## START
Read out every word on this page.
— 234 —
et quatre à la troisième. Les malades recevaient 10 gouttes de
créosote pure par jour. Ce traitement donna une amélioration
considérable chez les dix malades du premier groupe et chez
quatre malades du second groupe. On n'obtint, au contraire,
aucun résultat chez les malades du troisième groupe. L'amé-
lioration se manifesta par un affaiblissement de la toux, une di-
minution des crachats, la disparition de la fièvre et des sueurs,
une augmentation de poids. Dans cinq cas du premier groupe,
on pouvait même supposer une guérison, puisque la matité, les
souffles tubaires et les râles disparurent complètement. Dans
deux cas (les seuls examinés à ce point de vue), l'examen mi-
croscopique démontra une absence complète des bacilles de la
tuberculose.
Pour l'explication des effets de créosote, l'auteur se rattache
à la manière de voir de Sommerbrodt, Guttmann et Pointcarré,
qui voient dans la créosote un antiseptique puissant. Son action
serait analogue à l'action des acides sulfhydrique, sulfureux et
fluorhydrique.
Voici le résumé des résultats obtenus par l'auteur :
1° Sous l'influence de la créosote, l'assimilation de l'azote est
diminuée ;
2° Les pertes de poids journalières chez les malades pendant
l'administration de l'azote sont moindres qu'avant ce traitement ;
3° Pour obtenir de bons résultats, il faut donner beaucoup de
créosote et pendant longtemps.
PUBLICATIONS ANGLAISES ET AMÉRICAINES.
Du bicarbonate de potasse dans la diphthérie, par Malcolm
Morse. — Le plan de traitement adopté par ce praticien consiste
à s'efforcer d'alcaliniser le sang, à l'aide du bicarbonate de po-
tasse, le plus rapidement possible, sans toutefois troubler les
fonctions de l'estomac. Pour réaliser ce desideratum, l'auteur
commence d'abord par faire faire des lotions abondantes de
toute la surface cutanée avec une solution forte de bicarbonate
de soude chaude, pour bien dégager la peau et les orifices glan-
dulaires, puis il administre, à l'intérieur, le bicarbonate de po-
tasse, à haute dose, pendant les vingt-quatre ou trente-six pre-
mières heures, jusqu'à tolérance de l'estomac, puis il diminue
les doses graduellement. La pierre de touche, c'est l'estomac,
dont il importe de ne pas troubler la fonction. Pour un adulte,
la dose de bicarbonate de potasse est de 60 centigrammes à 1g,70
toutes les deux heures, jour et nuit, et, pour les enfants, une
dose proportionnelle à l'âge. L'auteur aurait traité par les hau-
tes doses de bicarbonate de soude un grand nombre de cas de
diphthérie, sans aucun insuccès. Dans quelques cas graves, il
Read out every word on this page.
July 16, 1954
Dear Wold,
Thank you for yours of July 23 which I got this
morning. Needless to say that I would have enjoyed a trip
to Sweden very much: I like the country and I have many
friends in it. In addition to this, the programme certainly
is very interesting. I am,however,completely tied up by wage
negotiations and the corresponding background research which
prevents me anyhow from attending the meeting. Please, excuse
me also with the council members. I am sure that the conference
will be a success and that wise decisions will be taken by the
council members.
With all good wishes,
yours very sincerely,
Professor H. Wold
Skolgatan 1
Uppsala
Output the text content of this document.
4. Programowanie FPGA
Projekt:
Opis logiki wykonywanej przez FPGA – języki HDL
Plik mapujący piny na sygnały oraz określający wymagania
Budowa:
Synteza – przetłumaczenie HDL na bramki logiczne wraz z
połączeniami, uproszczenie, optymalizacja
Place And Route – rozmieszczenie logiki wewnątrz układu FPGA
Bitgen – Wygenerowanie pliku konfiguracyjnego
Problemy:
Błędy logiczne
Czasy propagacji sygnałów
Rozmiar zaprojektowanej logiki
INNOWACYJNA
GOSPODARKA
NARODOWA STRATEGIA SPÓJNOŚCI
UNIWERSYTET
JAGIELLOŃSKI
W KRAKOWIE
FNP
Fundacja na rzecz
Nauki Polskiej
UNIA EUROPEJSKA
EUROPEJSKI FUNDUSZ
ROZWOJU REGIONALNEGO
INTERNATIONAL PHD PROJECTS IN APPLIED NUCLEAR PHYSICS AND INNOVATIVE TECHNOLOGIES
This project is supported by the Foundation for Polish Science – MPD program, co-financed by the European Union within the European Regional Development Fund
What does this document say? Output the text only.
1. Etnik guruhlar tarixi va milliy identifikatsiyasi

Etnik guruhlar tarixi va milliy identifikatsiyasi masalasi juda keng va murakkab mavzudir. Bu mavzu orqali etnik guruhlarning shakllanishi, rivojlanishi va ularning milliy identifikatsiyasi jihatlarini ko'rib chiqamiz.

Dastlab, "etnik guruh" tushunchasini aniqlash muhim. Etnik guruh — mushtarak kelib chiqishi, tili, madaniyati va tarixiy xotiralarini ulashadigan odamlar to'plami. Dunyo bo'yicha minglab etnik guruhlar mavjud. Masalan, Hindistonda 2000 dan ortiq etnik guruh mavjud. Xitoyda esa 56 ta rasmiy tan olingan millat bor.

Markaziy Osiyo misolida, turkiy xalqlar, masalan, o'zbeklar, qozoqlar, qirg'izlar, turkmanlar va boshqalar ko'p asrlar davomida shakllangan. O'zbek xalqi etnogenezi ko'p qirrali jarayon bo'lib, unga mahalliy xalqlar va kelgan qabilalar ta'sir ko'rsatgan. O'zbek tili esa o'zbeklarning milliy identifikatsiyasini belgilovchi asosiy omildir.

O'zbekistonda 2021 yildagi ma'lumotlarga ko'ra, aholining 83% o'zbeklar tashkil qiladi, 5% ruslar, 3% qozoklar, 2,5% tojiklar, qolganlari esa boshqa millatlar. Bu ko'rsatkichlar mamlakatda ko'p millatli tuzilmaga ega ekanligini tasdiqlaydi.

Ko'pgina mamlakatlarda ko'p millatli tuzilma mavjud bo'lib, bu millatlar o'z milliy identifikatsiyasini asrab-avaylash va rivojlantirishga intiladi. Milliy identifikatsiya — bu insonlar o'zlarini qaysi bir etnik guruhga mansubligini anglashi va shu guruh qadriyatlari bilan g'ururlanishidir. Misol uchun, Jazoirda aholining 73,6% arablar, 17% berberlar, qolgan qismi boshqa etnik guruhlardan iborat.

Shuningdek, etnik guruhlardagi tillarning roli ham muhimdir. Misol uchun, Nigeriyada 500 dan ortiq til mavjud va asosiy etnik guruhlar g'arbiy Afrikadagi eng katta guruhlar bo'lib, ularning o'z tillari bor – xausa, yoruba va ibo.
## END
Your goal >>
From the records above, extract every entry verbatim.

Written reply >>
Read out every word on this page.
— 234 —
et quatre à la troisième. Les malades recevaient 10 gouttes de
créosote pure par jour. Ce traitement donna une amélioration
considérable chez les dix malades du premier groupe et chez
quatre malades du second groupe. On n'obtint, au contraire,
aucun résultat chez les malades du troisième groupe. L'amé-
lioration se manifesta par un affaiblissement de la toux, une di-
minution des crachats, la disparition de la fièvre et des sueurs,
une augmentation de poids. Dans cinq cas du premier groupe,
on pouvait même supposer une guérison, puisque la matité, les
souffles tubaires et les râles disparurent complètement. Dans
deux cas (les seuls examinés à ce point de vue), l'examen mi-
croscopique démontra une absence complète des bacilles de la
tuberculose.
Pour l'explication des effets de créosote, l'auteur se rattache
à la manière de voir de Sommerbrodt, Guttmann et Pointcarré,
qui voient dans la créosote un antiseptique puissant. Son action
serait analogue à l'action des acides sulfhydrique, sulfureux et
fluorhydrique.
Voici le résumé des résultats obtenus par l'auteur :
1° Sous l'influence de la créosote, l'assimilation de l'azote est
diminuée ;
2° Les pertes de poids journalières chez les malades pendant
l'administration de l'azote sont moindres qu'avant ce traitement ;
3° Pour obtenir de bons résultats, il faut donner beaucoup de
créosote et pendant longtemps.
PUBLICATIONS ANGLAISES ET AMÉRICAINES.
Du bicarbonate de potasse dans la diphthérie, par Malcolm
Morse. — Le plan de traitement adopté par ce praticien consiste
à s'efforcer d'alcaliniser le sang, à l'aide du bicarbonate de po-
tasse, le plus rapidement possible, sans toutefois troubler les
fonctions de l'estomac. Pour réaliser ce desideratum, l'auteur
commence d'abord par faire faire des lotions abondantes de
toute la surface cutanée avec une solution forte de bicarbonate
de soude chaude, pour bien dégager la peau et les orifices glan-
dulaires, puis il administre, à l'intérieur, le bicarbonate de po-
tasse, à haute dose, pendant les vingt-quatre ou trente-six pre-
mières heures, jusqu'à tolérance de l'estomac, puis il diminue
les doses graduellement. La pierre de touche, c'est l'estomac,
dont il importe de ne pas troubler la fonction. Pour un adulte,
la dose de bicarbonate de potasse est de 60 centigrammes à 1g,70
toutes les deux heures, jour et nuit, et, pour les enfants, une
dose proportionnelle à l'âge. L'auteur aurait traité par les hau-
tes doses de bicarbonate de soude un grand nombre de cas de
diphthérie, sans aucun insuccès. Dans quelques cas graves, il
Read out every word on this page.
July 16, 1954
Dear Wold,
Thank you for yours of July 23 which I got this
morning. Needless to say that I would have enjoyed a trip
to Sweden very much: I like the country and I have many
friends in it. In addition to this, the programme certainly
is very interesting. I am,however,completely tied up by wage
negotiations and the corresponding background research which
prevents me anyhow from attending the meeting. Please, excuse
me also with the council members. I am sure that the conference
will be a success and that wise decisions will be taken by the
council members.
With all good wishes,
yours very sincerely,
Professor H. Wold
Skolgatan 1
Uppsala
Output the text content of this document.
4. Programowanie FPGA
Projekt:
Opis logiki wykonywanej przez FPGA – języki HDL
Plik mapujący piny na sygnały oraz określający wymagania
Budowa:
Synteza – przetłumaczenie HDL na bramki logiczne wraz z
połączeniami, uproszczenie, optymalizacja
Place And Route – rozmieszczenie logiki wewnątrz układu FPGA
Bitgen – Wygenerowanie pliku konfiguracyjnego
Problemy:
Błędy logiczne
Czasy propagacji sygnałów
Rozmiar zaprojektowanej logiki
INNOWACYJNA
GOSPODARKA
NARODOWA STRATEGIA SPÓJNOŚCI
UNIWERSYTET
JAGIELLOŃSKI
W KRAKOWIE
FNP
Fundacja na rzecz
Nauki Polskiej
UNIA EUROPEJSKA
EUROPEJSKI FUNDUSZ
ROZWOJU REGIONALNEGO
INTERNATIONAL PHD PROJECTS IN APPLIED NUCLEAR PHYSICS AND INNOVATIVE TECHNOLOGIES
This project is supported by the Foundation for Polish Science – MPD program, co-financed by the European Union within the European Regional Development Fund
What does this document say? Output the text only.
1. Etnik guruhlar tarixi va milliy identifikatsiyasi

Etnik guruhlar tarixi va milliy identifikatsiyasi masalasi juda keng va murakkab mavzudir. Bu mavzu orqali etnik guruhlarning shakllanishi, rivojlanishi va ularning milliy identifikatsiyasi jihatlarini ko'rib chiqamiz.

Dastlab, "etnik guruh" tushunchasini aniqlash muhim. Etnik guruh — mushtarak kelib chiqishi, tili, madaniyati va tarixiy xotiralarini ulashadigan odamlar to'plami. Dunyo bo'yicha minglab etnik guruhlar mavjud. Masalan, Hindistonda 2000 dan ortiq etnik guruh mavjud. Xitoyda esa 56 ta rasmiy tan olingan millat bor.

Markaziy Osiyo misolida, turkiy xalqlar, masalan, o'zbeklar, qozoqlar, qirg'izlar, turkmanlar va boshqalar ko'p asrlar davomida shakllangan. O'zbek xalqi etnogenezi ko'p qirrali jarayon bo'lib, unga mahalliy xalqlar va kelgan qabilalar ta'sir ko'rsatgan. O'zbek tili esa o'zbeklarning milliy identifikatsiyasini belgilovchi asosiy omildir.

O'zbekistonda 2021 yildagi ma'lumotlarga ko'ra, aholining 83% o'zbeklar tashkil qiladi, 5% ruslar, 3% qozoklar, 2,5% tojiklar, qolganlari esa boshqa millatlar. Bu ko'rsatkichlar mamlakatda ko'p millatli tuzilmaga ega ekanligini tasdiqlaydi.

Ko'pgina mamlakatlarda ko'p millatli tuzilma mavjud bo'lib, bu millatlar o'z milliy identifikatsiyasini asrab-avaylash va rivojlantirishga intiladi. Milliy identifikatsiya — bu insonlar o'zlarini qaysi bir etnik guruhga mansubligini anglashi va shu guruh qadriyatlari bilan g'ururlanishidir. Misol uchun, Jazoirda aholining 73,6% arablar, 17% berberlar, qolgan qismi boshqa etnik guruhlardan iborat.

Shuningdek, etnik guruhlardagi tillarning roli ham muhimdir. Misol uchun, Nigeriyada 500 dan ortiq til mavjud va asosiy etnik guruhlar g'arbiy Afrikadagi eng katta guruhlar bo'lib, ularning o'z tillari bor – xausa, yoruba va ibo.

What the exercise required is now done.